* **WRITTEN PROBLEM**
Locate all lines in the data below that hold "this" and show them.

* **RECORDS PROVIDED**
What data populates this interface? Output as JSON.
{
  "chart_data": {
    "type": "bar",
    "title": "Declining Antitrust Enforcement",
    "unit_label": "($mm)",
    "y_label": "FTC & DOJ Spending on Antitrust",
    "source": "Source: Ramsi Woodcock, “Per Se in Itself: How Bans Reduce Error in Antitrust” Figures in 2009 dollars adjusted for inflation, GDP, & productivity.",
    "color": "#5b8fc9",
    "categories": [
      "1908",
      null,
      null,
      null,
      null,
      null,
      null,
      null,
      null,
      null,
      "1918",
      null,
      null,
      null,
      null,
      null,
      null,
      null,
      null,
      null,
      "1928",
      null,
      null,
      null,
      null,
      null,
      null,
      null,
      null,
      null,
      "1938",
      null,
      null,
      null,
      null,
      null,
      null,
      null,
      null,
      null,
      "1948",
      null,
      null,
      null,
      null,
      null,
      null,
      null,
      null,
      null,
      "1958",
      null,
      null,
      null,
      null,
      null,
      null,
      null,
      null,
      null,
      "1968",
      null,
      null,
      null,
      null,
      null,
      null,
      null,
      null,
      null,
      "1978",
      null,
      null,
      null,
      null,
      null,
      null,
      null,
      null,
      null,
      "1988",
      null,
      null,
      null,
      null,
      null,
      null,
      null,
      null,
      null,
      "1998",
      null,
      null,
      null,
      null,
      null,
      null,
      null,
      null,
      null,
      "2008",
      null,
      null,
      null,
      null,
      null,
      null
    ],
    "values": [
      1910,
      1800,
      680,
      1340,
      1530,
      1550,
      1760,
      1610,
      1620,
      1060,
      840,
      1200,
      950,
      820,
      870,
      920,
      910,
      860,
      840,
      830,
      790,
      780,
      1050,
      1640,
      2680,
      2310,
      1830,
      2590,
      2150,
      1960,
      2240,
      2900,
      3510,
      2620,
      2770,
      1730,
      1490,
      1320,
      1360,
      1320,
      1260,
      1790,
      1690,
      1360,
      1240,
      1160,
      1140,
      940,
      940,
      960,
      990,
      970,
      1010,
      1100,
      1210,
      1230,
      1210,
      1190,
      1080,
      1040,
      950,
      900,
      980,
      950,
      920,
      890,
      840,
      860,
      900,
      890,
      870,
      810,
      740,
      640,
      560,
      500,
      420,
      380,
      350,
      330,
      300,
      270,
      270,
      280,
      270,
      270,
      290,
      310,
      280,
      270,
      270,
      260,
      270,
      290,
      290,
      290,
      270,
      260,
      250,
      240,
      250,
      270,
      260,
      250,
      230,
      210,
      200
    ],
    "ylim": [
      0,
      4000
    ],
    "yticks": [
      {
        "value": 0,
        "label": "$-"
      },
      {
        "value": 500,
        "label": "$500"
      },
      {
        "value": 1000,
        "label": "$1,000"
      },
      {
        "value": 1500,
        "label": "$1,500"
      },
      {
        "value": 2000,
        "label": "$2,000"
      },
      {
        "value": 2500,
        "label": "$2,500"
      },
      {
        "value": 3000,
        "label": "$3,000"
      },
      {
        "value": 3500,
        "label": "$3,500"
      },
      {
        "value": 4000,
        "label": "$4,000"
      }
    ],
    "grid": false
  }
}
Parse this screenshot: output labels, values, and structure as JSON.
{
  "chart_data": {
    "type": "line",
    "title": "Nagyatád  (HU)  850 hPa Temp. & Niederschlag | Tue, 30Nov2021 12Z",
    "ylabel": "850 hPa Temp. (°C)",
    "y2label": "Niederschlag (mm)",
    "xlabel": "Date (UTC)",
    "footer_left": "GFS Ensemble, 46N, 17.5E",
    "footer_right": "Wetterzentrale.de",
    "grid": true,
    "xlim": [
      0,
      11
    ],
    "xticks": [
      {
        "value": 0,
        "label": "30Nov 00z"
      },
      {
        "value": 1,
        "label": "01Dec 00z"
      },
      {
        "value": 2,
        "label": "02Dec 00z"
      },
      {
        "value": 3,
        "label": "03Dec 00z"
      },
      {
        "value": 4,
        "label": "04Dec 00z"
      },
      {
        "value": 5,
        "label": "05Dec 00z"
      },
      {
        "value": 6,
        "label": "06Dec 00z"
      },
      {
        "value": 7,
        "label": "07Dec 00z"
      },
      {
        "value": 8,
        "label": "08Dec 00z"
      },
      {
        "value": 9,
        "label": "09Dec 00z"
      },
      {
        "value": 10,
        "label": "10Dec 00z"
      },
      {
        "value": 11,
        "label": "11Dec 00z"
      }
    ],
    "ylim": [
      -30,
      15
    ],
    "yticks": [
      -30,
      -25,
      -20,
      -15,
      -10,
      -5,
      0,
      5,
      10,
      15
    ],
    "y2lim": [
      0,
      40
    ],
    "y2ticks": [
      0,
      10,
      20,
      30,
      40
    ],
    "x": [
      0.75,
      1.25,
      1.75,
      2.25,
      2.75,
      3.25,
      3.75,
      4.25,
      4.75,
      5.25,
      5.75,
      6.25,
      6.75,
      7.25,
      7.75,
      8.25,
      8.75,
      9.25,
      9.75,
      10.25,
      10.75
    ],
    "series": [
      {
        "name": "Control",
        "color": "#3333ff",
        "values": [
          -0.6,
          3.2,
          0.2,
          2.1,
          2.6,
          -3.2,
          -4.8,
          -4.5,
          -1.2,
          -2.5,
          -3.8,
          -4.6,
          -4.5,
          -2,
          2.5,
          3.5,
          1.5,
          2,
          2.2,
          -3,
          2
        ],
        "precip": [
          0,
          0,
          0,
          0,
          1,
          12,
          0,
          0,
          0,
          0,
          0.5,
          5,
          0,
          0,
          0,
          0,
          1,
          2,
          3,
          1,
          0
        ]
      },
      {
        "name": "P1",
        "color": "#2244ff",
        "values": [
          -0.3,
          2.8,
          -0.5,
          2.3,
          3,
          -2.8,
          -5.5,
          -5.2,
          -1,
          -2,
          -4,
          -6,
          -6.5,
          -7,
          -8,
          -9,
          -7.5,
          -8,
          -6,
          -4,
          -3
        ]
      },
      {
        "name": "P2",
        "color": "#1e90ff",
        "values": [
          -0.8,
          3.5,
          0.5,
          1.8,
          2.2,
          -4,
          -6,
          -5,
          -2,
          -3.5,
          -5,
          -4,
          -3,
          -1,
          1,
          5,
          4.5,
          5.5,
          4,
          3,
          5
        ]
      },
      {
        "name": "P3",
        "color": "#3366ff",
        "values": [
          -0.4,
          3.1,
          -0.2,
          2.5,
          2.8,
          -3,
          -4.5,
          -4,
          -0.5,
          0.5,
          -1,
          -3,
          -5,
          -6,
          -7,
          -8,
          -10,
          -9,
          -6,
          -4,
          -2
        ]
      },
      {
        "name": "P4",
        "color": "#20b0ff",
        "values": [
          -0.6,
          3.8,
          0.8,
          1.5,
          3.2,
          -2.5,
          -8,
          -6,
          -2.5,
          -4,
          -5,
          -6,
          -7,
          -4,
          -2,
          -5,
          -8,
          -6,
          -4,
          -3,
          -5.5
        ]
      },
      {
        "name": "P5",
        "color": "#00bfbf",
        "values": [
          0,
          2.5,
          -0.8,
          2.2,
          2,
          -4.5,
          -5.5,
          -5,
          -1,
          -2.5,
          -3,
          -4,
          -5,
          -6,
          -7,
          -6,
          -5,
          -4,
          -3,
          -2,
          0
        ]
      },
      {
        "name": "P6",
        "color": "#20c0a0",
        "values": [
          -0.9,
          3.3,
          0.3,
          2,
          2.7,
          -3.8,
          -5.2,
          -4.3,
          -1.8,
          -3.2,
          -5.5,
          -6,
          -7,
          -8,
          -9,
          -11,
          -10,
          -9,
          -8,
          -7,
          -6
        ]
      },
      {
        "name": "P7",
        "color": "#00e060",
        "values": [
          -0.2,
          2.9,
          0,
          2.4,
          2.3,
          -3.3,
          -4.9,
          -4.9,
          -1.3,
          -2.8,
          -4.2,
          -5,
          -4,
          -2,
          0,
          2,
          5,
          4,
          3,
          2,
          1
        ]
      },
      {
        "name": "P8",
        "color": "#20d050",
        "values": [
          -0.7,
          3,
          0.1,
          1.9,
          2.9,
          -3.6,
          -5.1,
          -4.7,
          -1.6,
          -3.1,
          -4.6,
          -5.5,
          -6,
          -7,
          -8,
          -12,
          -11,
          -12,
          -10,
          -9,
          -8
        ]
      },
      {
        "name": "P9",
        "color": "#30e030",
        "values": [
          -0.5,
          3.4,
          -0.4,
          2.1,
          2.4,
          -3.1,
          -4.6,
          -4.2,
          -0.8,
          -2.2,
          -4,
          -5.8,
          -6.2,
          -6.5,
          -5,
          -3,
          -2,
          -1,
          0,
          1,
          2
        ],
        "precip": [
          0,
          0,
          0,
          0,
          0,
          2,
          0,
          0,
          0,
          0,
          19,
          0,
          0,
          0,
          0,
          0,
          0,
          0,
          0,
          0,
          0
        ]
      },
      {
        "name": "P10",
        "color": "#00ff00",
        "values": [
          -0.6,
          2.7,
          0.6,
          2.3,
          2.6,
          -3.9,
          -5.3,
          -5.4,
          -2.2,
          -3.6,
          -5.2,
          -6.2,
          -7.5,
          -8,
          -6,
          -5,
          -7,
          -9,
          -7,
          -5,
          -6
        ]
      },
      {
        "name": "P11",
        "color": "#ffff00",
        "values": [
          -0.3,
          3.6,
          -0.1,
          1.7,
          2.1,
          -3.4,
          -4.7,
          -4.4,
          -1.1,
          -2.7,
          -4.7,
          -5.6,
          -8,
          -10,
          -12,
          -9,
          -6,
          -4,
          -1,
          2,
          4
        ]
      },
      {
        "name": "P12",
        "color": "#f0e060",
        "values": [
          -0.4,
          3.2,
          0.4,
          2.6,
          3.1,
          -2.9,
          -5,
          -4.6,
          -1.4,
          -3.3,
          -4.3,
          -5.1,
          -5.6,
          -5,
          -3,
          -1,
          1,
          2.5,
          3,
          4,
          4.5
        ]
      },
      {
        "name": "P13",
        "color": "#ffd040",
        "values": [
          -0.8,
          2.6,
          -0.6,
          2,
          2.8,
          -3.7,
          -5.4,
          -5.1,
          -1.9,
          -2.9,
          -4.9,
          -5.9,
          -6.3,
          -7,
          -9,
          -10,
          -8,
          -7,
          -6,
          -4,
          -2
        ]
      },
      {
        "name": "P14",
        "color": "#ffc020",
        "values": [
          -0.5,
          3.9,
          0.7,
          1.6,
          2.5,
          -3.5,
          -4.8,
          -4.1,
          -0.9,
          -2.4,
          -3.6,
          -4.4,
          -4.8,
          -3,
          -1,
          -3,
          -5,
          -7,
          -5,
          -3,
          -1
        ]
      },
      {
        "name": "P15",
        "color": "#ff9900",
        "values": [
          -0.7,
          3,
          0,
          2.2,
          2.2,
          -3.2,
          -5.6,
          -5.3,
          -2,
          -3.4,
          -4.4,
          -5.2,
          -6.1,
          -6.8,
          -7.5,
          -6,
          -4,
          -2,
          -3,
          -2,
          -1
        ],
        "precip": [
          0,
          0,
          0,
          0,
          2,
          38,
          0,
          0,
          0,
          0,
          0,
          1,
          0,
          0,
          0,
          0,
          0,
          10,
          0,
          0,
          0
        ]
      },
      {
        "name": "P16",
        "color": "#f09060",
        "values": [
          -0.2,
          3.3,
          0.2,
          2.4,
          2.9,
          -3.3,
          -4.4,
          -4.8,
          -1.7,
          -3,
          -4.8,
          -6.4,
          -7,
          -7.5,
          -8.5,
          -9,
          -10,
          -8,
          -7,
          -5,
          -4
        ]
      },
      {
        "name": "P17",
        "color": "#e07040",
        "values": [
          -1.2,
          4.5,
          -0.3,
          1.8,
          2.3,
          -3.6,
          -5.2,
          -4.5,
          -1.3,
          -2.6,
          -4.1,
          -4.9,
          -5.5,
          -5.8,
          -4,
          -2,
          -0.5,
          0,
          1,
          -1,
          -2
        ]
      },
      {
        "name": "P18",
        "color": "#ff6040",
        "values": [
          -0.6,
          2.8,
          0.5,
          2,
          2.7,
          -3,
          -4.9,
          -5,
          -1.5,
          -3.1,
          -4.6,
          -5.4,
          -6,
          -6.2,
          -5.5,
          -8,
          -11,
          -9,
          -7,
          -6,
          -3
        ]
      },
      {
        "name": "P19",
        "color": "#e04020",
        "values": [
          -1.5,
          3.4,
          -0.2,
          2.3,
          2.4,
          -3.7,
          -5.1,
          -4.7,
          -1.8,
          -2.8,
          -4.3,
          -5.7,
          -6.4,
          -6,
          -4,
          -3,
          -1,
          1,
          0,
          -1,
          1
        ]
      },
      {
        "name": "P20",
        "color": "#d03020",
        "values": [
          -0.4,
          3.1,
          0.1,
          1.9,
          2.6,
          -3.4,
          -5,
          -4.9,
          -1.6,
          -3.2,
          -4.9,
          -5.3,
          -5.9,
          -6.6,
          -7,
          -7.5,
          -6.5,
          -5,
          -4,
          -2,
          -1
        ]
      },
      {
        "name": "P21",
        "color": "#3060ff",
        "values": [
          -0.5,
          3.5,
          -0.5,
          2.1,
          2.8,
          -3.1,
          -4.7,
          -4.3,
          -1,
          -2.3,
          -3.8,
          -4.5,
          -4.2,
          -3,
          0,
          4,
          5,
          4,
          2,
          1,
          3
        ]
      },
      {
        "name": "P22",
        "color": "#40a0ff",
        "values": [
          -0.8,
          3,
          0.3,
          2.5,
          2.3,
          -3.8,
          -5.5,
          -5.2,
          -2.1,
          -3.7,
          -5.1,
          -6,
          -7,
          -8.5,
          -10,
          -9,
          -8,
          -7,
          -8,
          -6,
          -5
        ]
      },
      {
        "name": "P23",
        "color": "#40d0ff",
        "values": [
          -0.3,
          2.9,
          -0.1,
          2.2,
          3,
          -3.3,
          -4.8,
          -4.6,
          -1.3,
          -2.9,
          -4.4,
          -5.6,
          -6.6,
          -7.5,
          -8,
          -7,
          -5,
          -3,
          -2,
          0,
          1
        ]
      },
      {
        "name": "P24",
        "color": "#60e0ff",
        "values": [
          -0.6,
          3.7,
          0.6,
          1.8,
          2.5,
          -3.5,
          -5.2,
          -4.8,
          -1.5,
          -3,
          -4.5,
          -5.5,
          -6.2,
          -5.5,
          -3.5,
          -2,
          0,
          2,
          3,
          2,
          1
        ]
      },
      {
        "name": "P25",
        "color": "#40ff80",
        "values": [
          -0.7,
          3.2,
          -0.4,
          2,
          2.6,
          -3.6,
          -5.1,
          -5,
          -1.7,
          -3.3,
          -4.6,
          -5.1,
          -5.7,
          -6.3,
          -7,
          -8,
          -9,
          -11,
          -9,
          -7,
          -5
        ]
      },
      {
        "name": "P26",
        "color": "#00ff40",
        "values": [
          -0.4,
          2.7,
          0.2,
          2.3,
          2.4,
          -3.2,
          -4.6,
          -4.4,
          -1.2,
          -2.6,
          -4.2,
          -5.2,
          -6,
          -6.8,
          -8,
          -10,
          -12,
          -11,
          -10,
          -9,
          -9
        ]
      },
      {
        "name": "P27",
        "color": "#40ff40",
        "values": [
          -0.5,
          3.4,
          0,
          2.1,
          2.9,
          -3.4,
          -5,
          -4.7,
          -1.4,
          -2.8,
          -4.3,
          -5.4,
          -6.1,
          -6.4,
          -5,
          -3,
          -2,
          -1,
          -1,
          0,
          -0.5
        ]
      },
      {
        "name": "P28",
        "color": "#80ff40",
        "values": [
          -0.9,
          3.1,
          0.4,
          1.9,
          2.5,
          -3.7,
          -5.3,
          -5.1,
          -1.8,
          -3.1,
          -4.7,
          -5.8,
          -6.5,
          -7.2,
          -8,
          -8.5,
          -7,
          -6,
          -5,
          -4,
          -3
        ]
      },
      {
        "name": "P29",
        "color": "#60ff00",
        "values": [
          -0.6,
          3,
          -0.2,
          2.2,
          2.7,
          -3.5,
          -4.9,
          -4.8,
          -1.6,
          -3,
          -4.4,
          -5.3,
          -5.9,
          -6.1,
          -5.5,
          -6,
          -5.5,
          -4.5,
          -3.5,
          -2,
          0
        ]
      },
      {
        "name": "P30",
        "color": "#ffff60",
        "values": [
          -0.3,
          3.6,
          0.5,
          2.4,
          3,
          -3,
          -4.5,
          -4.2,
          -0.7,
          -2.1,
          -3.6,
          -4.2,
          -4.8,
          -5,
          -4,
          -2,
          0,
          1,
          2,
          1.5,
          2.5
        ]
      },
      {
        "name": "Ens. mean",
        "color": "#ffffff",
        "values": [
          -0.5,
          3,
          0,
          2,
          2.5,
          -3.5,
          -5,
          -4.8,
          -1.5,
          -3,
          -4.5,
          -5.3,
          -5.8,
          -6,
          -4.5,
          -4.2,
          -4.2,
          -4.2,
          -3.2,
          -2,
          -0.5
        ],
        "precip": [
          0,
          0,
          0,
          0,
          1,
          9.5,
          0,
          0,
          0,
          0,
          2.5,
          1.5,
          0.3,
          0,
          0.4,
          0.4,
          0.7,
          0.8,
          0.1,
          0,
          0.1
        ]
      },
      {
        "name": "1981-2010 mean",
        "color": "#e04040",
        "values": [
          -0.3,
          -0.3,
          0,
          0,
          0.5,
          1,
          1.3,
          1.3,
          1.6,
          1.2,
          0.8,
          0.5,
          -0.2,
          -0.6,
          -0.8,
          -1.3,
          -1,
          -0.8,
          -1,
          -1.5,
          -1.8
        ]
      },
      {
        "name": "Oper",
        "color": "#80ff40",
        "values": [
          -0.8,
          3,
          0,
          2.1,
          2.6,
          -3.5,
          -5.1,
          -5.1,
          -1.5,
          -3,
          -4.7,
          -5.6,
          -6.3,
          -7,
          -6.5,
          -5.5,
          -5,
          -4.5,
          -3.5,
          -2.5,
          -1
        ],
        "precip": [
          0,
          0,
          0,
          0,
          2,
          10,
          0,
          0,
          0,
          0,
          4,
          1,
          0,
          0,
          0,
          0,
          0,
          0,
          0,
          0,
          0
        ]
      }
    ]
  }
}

* **RIGHT ANSWER**
What data populates this interface? Output as JSON.
Parse this screenshot: output labels, values, and structure as JSON.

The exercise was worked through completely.